D'après l'extrait du dictionnaire de l'économie, quels métiers Meyer Amschel exerçait-il à Francfort-sur-le-Main ?
━━━━━ TEXTE SOURCE
Dictionnaire de l'économie 2000Éd. 2000
R

Rothschild (famille) (suite)

Le fondateur de la dynastie, Meyer Amschel (1743-1812), fripier et ferrailleur à Francfort-sur-le-Main, obtint la confiance du prince Guillaume de Hesse-Cassel et devint son banquier.

Durant les guerres napoléoniennes, il fit fortune en plaçant habilement les avoirs du prince en exil, en recrutant des mercenaires pour le compte des États en guerre contre Napoléon, et en faisant entrer clandestinement des marchandises provenant d'Angleterre durant le Blocus continental. Il établit également ses cinq fils dans les grandes villes euro-péennes : Londres, Vienne, Naples et Paris. Les Rothschild prêtèrent aux souverains et aux États, participèrent au financement des compagnies de chemin de fer et achetèrent des titres publics et privés, revendus ensuite dans le public avec de fructueux bénéfices.

Avec le développement des grandes banques d'affaires et de dépôt (à partir du milieu du xixe siècle), les Rothschild perdirent leur place privilégiée au sein de la haute banque, tout en restant à la tête d'établissements financiers encore prestigieux à la fin du xxe siècle

P. B.

Rueff (Jacques)

Économiste français (1896-1978), défenseur de la convertibilité des monnaies en or.

Après sa participation à la réforme monétaire de Poincaré en 1926, il a été directeur du Trésor (1936-1939) et vice-gouverneur de la Banque de France (1939-1940). Après la guerre, il a dirigé l'Agence pour les réparations de guerre avant d'être nommé à la Cour européenne de justice en 1958. Fervent libéral, il est connu pour son analyse de la situation britannique dans l'entre-deux-guerres, qu'il explique par les rigidités à la baisse des salaires et l'existence d'un salaire minimum, perturbant le fonctionnement du marché du travail.

Il a critiqué le régime d'étalon de change-or utilisé dans le système monétaire international hérité de Bretton Woods, dont le fonctionnement serait biaisé au profit du dollar qui devient équivalent de l'or (« Dollar as good as Gold »). Son projet alternatif de retour à l'étalon-or, ramenant le dollar au même statut que les autres monnaies, a reçu l'appui du général de Gaulle

P. L.

➙ Chômage, emploi, franc, France, Grande-Bretagne, libéralisme économique, revenu minimum, SMIC

Russie

La Fédération de Russie est le principal État successeur de l'URSS, désintégrée en 1991. Elle s'est engagée dans un processus de transition vers l'économie de marché et la démocratie, qui est moins avancé et plus chaotique que dans les pays de l'Est (PECO). Les effets pervers de la transition donnent à la Russie les traits d'une économie – ni socialiste ni capitaliste – ne respectant pas les règles du marché.
━━━━━━━━━━
━━━━━ DONNÉES FOURNIES
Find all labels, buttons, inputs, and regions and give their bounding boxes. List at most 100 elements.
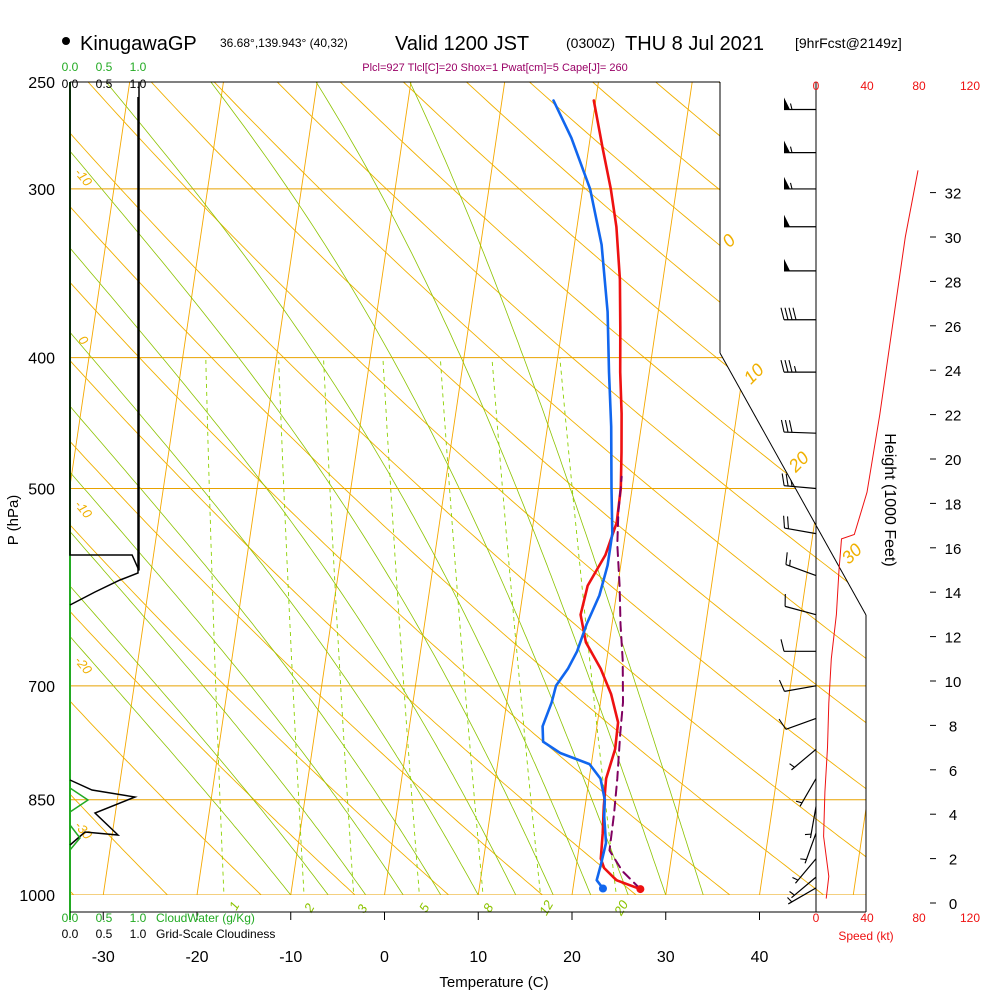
cloudiness-bottom-tick: 0.0 — [62, 927, 79, 941]
wind-barb-half — [795, 800, 803, 804]
wind-barb — [787, 887, 817, 905]
height-tick-label: 18 — [945, 496, 962, 513]
dry-adiabat-line — [70, 82, 672, 895]
isotherm-line — [379, 82, 509, 895]
wind-barb-full — [783, 515, 786, 529]
wind-barb-pennant — [784, 176, 790, 189]
cloudiness-top-tick: 1.0 — [130, 77, 147, 91]
wind-barb-full — [785, 473, 789, 487]
dry-adiabat-line — [378, 82, 866, 895]
mixing-ratio-line — [559, 357, 621, 895]
wind-barb — [784, 176, 816, 190]
cloud-water-bottom-tick: 1.0 — [130, 911, 147, 925]
wind-barb-pennant — [784, 97, 790, 110]
cloud-water-top-tick: 1.0 — [130, 60, 147, 74]
moist-adiabat-line — [398, 82, 713, 895]
forecast-run: [9hrFcst@2149z] — [795, 35, 902, 51]
temperature-profile-line — [579, 99, 642, 891]
wind-barb — [792, 858, 817, 884]
dry-adiabat-line — [70, 82, 866, 895]
wind-barb-staff — [809, 806, 817, 839]
wind-barb-half — [787, 897, 793, 903]
wind-barb — [780, 639, 816, 652]
dry-adiabat-line — [70, 82, 577, 895]
x-tick-label: 0 — [380, 949, 389, 966]
wind-barb-staff — [799, 778, 817, 807]
dry-adiabat-line — [70, 82, 767, 895]
wind-barb — [784, 214, 816, 228]
moist-adiabat-line — [70, 82, 495, 895]
wind-barb-full — [784, 307, 789, 320]
height-tick-label: 6 — [949, 763, 957, 780]
station-name: KinugawaGP — [80, 33, 197, 55]
utc-time: (0300Z) — [566, 35, 615, 51]
y-tick-label: 700 — [28, 679, 55, 696]
wind-barb-staff — [783, 431, 817, 434]
wind-barb-staff — [791, 748, 817, 771]
station-dot-icon — [62, 37, 70, 45]
moist-adiabat-line — [70, 82, 567, 895]
wind-barb-full — [787, 516, 789, 529]
cloud-water-top-tick: 0.0 — [62, 60, 79, 74]
isotherm-line — [98, 82, 228, 895]
height-tick-label: 20 — [945, 452, 962, 469]
wind-barb-staff — [794, 858, 817, 884]
x-tick-label: 40 — [751, 949, 769, 966]
isotherm-line — [567, 82, 697, 895]
surface-dewpoint-marker — [598, 884, 607, 893]
wind-barb-full — [788, 420, 793, 433]
wind-barb-pennant — [784, 140, 790, 153]
moist-adiabat-line — [300, 82, 676, 895]
y-axis-label: P (hPa) — [5, 495, 22, 546]
dry-adiabat-line — [70, 82, 862, 895]
wind-barb-full — [780, 419, 785, 433]
wind-barb-full — [781, 473, 785, 486]
height-tick-label: 8 — [949, 718, 957, 735]
speed-bottom-tick: 40 — [860, 911, 874, 925]
y-tick-label: 1000 — [19, 888, 55, 905]
wind-panel-boundary-line — [719, 352, 867, 616]
wind-barb-full — [788, 307, 793, 320]
wind-barb-half — [789, 559, 791, 567]
isotherm-line — [70, 82, 134, 895]
cloudiness-lower-line — [69, 779, 138, 846]
height-tick-label: 26 — [945, 319, 962, 336]
wind-barb-half — [789, 103, 793, 110]
wind-barb-full — [780, 359, 785, 373]
speed-bottom-tick: 80 — [912, 911, 926, 925]
dry-adiabat-line — [315, 82, 866, 895]
wind-barb-staff — [784, 527, 817, 535]
wind-barb — [795, 778, 817, 807]
height-tick-label: 2 — [949, 852, 957, 869]
wind-barb — [784, 593, 817, 616]
wind-barb-full — [792, 307, 797, 320]
wind-barb-staff — [787, 887, 817, 905]
x-tick-label: -30 — [92, 949, 115, 966]
wind-barb — [784, 97, 816, 111]
height-tick-label: 24 — [945, 363, 962, 380]
cloud-panel: 0.0 0.0 0.0 0.0 0.5 0.5 0.5 0.5 1.0 1.0 1.0 1.0 — [62, 60, 147, 941]
forecast-date: THU 8 Jul 2021 — [625, 33, 764, 55]
cloud-water-line — [69, 824, 81, 851]
wind-barb-staff — [784, 485, 817, 490]
wind-barb — [780, 419, 817, 434]
wind-barb-half — [789, 146, 793, 153]
mixing-ratio-line — [205, 357, 226, 895]
stability-indices: Plcl=927 Tlcl[C]=20 Shox=1 Pwat[cm]=5 Ca… — [362, 62, 627, 74]
dry-adiabat-line — [70, 82, 482, 895]
y-tick-label: 400 — [28, 351, 55, 368]
wind-barb — [784, 140, 816, 154]
cloud-water-bottom-tick: 0.5 — [96, 911, 113, 925]
height-tick-label: 0 — [949, 896, 957, 913]
parcel-profile-line — [608, 475, 642, 891]
dry-adiabat-line — [70, 82, 197, 895]
height-tick-label: 22 — [945, 408, 962, 425]
height-axis-label: Height (1000 Feet) — [881, 433, 898, 566]
moist-adiabat-line — [70, 82, 423, 895]
cloudiness-line — [69, 82, 140, 571]
wind-barb — [778, 679, 817, 692]
wind-barb-staff — [804, 833, 817, 864]
wind-barb — [780, 359, 816, 373]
━━━━━━━━━━
*CORRIGÉ:* Il était fripier et ferrailleur.